→ **What is being asked**
Below are some records. Say how many of their lines include the string "Roll", giving only the number.

[A run of records]
'''
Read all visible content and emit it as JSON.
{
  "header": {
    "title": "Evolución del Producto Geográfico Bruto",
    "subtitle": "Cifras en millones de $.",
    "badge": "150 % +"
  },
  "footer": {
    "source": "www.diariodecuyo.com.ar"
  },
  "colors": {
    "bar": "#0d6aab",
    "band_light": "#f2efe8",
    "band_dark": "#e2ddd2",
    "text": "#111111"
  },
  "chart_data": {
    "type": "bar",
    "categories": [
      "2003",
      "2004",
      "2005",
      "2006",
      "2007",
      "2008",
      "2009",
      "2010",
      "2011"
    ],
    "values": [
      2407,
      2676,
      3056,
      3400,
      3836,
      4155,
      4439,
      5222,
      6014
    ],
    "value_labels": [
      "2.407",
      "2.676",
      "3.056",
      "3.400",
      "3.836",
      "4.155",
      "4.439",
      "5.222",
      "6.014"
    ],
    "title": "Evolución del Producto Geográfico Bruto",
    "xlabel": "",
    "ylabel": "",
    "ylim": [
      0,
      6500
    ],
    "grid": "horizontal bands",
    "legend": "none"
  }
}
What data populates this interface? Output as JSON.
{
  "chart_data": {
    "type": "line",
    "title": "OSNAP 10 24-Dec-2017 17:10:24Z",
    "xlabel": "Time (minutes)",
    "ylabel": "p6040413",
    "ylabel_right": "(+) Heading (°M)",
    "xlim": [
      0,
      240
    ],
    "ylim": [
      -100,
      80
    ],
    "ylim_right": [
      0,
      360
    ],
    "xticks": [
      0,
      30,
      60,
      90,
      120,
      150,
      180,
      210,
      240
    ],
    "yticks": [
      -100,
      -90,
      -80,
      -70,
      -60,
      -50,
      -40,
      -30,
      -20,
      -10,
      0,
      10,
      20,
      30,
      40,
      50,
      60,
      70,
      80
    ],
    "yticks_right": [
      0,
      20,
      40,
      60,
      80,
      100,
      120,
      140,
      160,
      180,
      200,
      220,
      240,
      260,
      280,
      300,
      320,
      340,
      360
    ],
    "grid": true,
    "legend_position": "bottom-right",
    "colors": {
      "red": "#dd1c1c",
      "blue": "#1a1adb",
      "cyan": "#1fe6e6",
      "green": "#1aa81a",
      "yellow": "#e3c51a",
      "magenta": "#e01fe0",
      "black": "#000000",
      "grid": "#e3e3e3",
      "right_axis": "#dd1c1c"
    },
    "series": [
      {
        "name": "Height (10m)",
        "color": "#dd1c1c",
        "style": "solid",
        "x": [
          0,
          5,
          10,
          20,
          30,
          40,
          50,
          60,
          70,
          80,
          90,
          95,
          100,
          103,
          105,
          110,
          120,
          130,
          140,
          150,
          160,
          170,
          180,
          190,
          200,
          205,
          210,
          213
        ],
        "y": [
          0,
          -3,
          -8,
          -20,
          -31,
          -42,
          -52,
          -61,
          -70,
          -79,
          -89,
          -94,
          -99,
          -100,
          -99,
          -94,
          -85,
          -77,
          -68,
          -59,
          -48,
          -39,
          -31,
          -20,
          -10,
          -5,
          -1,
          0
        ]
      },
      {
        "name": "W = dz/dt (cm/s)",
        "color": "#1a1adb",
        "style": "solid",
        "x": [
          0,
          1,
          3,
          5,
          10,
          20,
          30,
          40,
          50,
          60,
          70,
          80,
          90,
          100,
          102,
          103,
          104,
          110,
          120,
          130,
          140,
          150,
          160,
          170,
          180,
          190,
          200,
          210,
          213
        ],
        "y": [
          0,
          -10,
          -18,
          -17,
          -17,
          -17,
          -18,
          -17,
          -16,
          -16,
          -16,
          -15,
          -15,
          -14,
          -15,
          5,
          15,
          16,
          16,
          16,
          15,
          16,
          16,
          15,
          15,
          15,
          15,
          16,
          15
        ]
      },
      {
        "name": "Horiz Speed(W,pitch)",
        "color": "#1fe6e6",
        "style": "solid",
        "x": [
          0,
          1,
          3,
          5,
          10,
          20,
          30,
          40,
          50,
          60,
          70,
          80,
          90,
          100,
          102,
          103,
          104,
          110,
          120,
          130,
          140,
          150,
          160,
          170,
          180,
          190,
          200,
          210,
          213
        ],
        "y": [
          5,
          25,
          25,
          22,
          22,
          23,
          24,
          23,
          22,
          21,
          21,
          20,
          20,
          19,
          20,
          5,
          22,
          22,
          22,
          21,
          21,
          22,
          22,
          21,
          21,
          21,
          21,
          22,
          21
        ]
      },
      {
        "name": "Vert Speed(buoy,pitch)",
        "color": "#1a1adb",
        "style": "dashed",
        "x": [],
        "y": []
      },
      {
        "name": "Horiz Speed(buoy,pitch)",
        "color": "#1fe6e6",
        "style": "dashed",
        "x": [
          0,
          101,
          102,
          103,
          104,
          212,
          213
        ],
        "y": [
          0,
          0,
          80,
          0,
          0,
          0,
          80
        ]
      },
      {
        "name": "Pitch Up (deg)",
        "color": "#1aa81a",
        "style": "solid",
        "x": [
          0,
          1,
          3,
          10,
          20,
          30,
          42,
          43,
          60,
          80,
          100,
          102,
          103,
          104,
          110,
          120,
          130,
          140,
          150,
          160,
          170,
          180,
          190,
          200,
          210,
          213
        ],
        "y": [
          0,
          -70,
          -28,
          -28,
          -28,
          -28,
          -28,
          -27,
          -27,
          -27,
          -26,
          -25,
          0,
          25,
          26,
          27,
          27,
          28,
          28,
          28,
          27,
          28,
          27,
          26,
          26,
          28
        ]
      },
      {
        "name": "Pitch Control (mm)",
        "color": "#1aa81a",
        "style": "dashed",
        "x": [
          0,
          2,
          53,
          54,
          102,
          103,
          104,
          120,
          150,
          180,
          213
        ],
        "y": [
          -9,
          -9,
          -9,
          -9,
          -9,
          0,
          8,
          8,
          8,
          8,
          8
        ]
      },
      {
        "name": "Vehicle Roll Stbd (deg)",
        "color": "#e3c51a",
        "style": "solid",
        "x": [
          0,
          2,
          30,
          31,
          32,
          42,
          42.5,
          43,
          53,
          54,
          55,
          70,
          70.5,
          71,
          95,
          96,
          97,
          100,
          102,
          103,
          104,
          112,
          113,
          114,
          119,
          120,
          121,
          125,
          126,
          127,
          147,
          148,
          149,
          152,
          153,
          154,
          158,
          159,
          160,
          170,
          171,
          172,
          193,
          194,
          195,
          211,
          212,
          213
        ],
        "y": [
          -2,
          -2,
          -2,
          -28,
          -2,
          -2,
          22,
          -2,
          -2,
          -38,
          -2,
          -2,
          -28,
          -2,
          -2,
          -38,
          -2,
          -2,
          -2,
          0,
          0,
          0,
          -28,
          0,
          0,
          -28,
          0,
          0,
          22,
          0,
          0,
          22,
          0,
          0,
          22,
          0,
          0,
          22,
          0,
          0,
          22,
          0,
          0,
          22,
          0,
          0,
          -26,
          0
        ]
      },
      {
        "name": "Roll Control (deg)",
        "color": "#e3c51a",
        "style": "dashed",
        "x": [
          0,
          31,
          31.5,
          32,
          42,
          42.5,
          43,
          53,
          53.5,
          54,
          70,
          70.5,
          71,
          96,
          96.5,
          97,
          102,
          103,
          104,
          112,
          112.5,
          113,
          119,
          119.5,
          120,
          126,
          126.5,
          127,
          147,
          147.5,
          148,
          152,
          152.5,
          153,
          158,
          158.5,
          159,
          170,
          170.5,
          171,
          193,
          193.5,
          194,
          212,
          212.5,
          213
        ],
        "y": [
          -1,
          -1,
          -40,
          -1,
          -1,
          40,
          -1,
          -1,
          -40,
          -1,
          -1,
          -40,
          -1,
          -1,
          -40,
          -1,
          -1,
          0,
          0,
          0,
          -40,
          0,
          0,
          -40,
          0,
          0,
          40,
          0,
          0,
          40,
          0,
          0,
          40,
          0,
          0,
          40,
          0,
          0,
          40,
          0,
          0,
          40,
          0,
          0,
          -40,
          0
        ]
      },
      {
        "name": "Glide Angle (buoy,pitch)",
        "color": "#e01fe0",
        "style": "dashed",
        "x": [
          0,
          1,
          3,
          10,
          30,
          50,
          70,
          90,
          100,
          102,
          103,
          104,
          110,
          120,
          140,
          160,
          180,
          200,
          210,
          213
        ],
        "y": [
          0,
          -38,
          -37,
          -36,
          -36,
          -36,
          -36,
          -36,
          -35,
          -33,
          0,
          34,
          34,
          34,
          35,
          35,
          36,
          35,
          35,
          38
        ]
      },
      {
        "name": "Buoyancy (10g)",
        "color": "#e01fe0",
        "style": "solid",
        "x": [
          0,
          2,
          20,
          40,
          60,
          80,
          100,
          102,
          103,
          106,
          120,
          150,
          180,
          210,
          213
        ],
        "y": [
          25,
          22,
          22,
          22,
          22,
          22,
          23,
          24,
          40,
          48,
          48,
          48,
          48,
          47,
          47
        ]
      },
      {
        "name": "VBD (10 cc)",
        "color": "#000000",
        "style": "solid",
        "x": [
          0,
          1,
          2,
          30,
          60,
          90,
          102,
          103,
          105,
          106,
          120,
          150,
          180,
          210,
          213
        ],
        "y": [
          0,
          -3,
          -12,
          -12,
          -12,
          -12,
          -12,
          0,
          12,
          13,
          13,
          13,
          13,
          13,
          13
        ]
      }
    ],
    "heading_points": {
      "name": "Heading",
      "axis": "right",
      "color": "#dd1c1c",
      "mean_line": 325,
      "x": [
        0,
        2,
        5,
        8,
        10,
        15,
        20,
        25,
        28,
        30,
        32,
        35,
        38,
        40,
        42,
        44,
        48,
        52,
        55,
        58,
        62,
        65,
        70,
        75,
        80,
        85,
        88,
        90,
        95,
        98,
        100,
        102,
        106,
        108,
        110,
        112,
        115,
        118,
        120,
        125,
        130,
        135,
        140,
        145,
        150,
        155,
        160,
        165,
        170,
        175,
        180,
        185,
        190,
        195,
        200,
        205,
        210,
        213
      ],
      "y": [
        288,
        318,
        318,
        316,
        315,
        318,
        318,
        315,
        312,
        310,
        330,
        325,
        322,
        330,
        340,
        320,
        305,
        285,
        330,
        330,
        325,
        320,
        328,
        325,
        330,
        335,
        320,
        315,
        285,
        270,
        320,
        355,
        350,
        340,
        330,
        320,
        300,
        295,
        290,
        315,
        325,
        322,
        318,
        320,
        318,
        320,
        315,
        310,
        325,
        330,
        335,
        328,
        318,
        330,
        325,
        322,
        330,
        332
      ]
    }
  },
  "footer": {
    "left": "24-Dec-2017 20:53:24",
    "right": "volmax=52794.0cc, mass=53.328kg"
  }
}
'''
→ **Response to this exercise**
2